**What you have to do:** Select every line holding the word "Tumamak" and copy it.
======== Material ========
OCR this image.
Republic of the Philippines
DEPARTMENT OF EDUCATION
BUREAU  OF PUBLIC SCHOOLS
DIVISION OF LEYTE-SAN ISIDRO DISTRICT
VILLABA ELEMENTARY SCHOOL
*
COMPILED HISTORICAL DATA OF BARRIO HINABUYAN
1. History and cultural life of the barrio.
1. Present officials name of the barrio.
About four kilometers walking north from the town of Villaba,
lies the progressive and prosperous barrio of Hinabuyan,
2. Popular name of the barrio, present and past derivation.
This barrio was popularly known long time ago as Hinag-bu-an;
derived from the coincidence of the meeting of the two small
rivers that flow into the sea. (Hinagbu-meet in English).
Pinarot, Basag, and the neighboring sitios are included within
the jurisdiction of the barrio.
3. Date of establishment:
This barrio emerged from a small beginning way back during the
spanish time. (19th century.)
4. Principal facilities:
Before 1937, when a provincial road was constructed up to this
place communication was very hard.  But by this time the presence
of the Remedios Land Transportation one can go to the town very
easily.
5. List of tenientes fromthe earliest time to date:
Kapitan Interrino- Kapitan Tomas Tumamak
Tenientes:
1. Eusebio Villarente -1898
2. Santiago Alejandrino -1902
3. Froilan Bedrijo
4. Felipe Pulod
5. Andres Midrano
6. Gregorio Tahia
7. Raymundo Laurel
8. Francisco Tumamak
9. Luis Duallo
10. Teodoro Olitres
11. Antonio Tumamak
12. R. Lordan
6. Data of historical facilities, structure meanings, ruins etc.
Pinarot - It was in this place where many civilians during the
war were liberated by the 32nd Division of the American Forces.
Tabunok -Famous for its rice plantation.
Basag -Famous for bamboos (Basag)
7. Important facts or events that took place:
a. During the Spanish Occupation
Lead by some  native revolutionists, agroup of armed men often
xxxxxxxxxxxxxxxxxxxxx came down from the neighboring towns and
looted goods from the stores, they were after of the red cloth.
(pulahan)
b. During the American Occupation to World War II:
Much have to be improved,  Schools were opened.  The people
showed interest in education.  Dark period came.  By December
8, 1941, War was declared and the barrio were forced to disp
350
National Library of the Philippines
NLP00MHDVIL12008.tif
========
**Solution for this task:**
Kapitan Interrino- Kapitan Tomas Tumamak
8. Francisco Tumamak
11. Antonio Tumamak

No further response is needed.